GOAL
For the copy, please give all of the data again exactly and leave the pictures out.
==*==
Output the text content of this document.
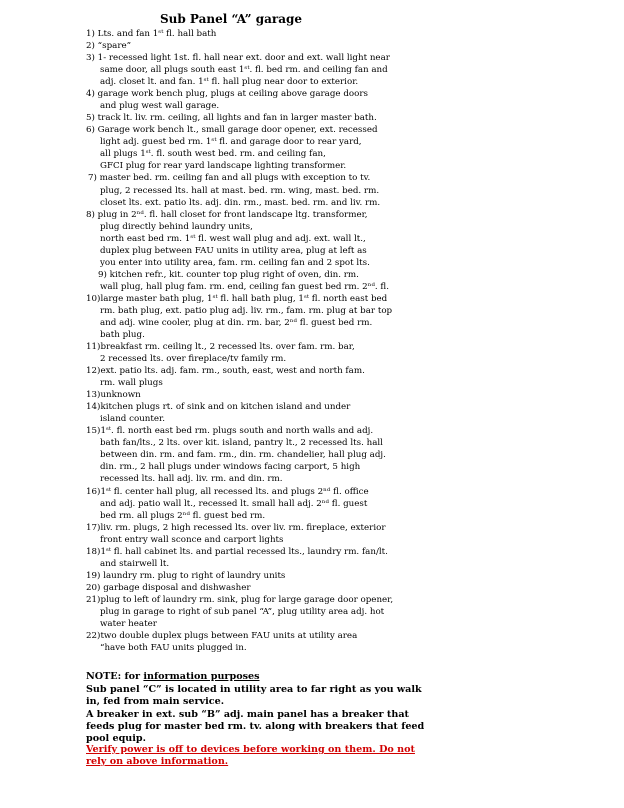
Sub Panel “A” garage
1) Lts. and fan 1ˢᵗ fl. hall bath
2) “spare”
3) 1- recessed light 1st. fl. hall near ext. door and ext. wall light near
same door, all plugs south east 1ˢᵗ. fl. bed rm. and ceiling fan and
adj. closet lt. and fan. 1ˢᵗ fl. hall plug near door to exterior.
4) garage work bench plug, plugs at ceiling above garage doors
and plug west wall garage.
5) track lt. liv. rm. ceiling, all lights and fan in larger master bath.
6) Garage work bench lt., small garage door opener, ext. recessed
light adj. guest bed rm. 1ˢᵗ fl. and garage door to rear yard,
all plugs 1ˢᵗ. fl. south west bed. rm. and ceiling fan,
GFCI plug for rear yard landscape lighting transformer.
7) master bed. rm. ceiling fan and all plugs with exception to tv.
plug, 2 recessed lts. hall at mast. bed. rm. wing, mast. bed. rm.
closet lts. ext. patio lts. adj. din. rm., mast. bed. rm. and liv. rm.
8) plug in 2ⁿᵈ. fl. hall closet for front landscape ltg. transformer,
plug directly behind laundry units,
north east bed rm. 1ˢᵗ fl. west wall plug and adj. ext. wall lt.,
duplex plug between FAU units in utility area, plug at left as
you enter into utility area, fam. rm. ceiling fan and 2 spot lts.
9) kitchen refr., kit. counter top plug right of oven, din. rm.
wall plug, hall plug fam. rm. end, ceiling fan guest bed rm. 2ⁿᵈ. fl.
10)large master bath plug, 1ˢᵗ fl. hall bath plug, 1ˢᵗ fl. north east bed
rm. bath plug, ext. patio plug adj. liv. rm., fam. rm. plug at bar top
and adj. wine cooler, plug at din. rm. bar, 2ⁿᵈ fl. guest bed rm.
bath plug.
11)breakfast rm. ceiling lt., 2 recessed lts. over fam. rm. bar,
2 recessed lts. over fireplace/tv family rm.
12)ext. patio lts. adj. fam. rm., south, east, west and north fam.
rm. wall plugs
13)unknown
14)kitchen plugs rt. of sink and on kitchen island and under
island counter.
15)1ˢᵗ. fl. north east bed rm. plugs south and north walls and adj.
bath fan/lts., 2 lts. over kit. island, pantry lt., 2 recessed lts. hall
between din. rm. and fam. rm., din. rm. chandelier, hall plug adj.
din. rm., 2 hall plugs under windows facing carport, 5 high
recessed lts. hall adj. liv. rm. and din. rm.
16)1ˢᵗ fl. center hall plug, all recessed lts. and plugs 2ⁿᵈ fl. office
and adj. patio wall lt., recessed lt. small hall adj. 2ⁿᵈ fl. guest
bed rm. all plugs 2ⁿᵈ fl. guest bed rm.
17)liv. rm. plugs, 2 high recessed lts. over liv. rm. fireplace, exterior
front entry wall sconce and carport lights
18)1ˢᵗ fl. hall cabinet lts. and partial recessed lts., laundry rm. fan/lt.
and stairwell lt.
19) laundry rm. plug to right of laundry units
20) garbage disposal and dishwasher
21)plug to left of laundry rm. sink, plug for large garage door opener,
plug in garage to right of sub panel “A”, plug utility area adj. hot
water heater
22)two double duplex plugs between FAU units at utility area
“have both FAU units plugged in.
NOTE: for information purposes
Sub panel “C” is located in utility area to far right as you walk
in, fed from main service.
A breaker in ext. sub “B” adj. main panel has a breaker that
feeds plug for master bed rm. tv. along with breakers that feed
pool equip.
Verify power is off to devices before working on them. Do not
rely on above information.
==*==
EXERCISE OUTPUT
Output the text content of this document.
Sub Panel “A” garage
1) Lts. and fan 1ˢᵗ fl. hall bath
2) “spare”
3) 1- recessed light 1st. fl. hall near ext. door and ext. wall light near
same door, all plugs south east 1ˢᵗ. fl. bed rm. and ceiling fan and
adj. closet lt. and fan. 1ˢᵗ fl. hall plug near door to exterior.
4) garage work bench plug, plugs at ceiling above garage doors
and plug west wall garage.
5) track lt. liv. rm. ceiling, all lights and fan in larger master bath.
6) Garage work bench lt., small garage door opener, ext. recessed
light adj. guest bed rm. 1ˢᵗ fl. and garage door to rear yard,
all plugs 1ˢᵗ. fl. south west bed. rm. and ceiling fan,
GFCI plug for rear yard landscape lighting transformer.
7) master bed. rm. ceiling fan and all plugs with exception to tv.
plug, 2 recessed lts. hall at mast. bed. rm. wing, mast. bed. rm.
closet lts. ext. patio lts. adj. din. rm., mast. bed. rm. and liv. rm.
8) plug in 2ⁿᵈ. fl. hall closet for front landscape ltg. transformer,
plug directly behind laundry units,
north east bed rm. 1ˢᵗ fl. west wall plug and adj. ext. wall lt.,
duplex plug between FAU units in utility area, plug at left as
you enter into utility area, fam. rm. ceiling fan and 2 spot lts.
9) kitchen refr., kit. counter top plug right of oven, din. rm.
wall plug, hall plug fam. rm. end, ceiling fan guest bed rm. 2ⁿᵈ. fl.
10)large master bath plug, 1ˢᵗ fl. hall bath plug, 1ˢᵗ fl. north east bed
rm. bath plug, ext. patio plug adj. liv. rm., fam. rm. plug at bar top
and adj. wine cooler, plug at din. rm. bar, 2ⁿᵈ fl. guest bed rm.
bath plug.
11)breakfast rm. ceiling lt., 2 recessed lts. over fam. rm. bar,
2 recessed lts. over fireplace/tv family rm.
12)ext. patio lts. adj. fam. rm., south, east, west and north fam.
rm. wall plugs
13)unknown
14)kitchen plugs rt. of sink and on kitchen island and under
island counter.
15)1ˢᵗ. fl. north east bed rm. plugs south and north walls and adj.
bath fan/lts., 2 lts. over kit. island, pantry lt., 2 recessed lts. hall
between din. rm. and fam. rm., din. rm. chandelier, hall plug adj.
din. rm., 2 hall plugs under windows facing carport, 5 high
recessed lts. hall adj. liv. rm. and din. rm.
16)1ˢᵗ fl. center hall plug, all recessed lts. and plugs 2ⁿᵈ fl. office
and adj. patio wall lt., recessed lt. small hall adj. 2ⁿᵈ fl. guest
bed rm. all plugs 2ⁿᵈ fl. guest bed rm.
17)liv. rm. plugs, 2 high recessed lts. over liv. rm. fireplace, exterior
front entry wall sconce and carport lights
18)1ˢᵗ fl. hall cabinet lts. and partial recessed lts., laundry rm. fan/lt.
and stairwell lt.
19) laundry rm. plug to right of laundry units
20) garbage disposal and dishwasher
21)plug to left of laundry rm. sink, plug for large garage door opener,
plug in garage to right of sub panel “A”, plug utility area adj. hot
water heater
22)two double duplex plugs between FAU units at utility area
“have both FAU units plugged in.
NOTE: for information purposes
Sub panel “C” is located in utility area to far right as you walk
in, fed from main service.
A breaker in ext. sub “B” adj. main panel has a breaker that
feeds plug for master bed rm. tv. along with breakers that feed
pool equip.
Verify power is off to devices before working on them. Do not
rely on above information.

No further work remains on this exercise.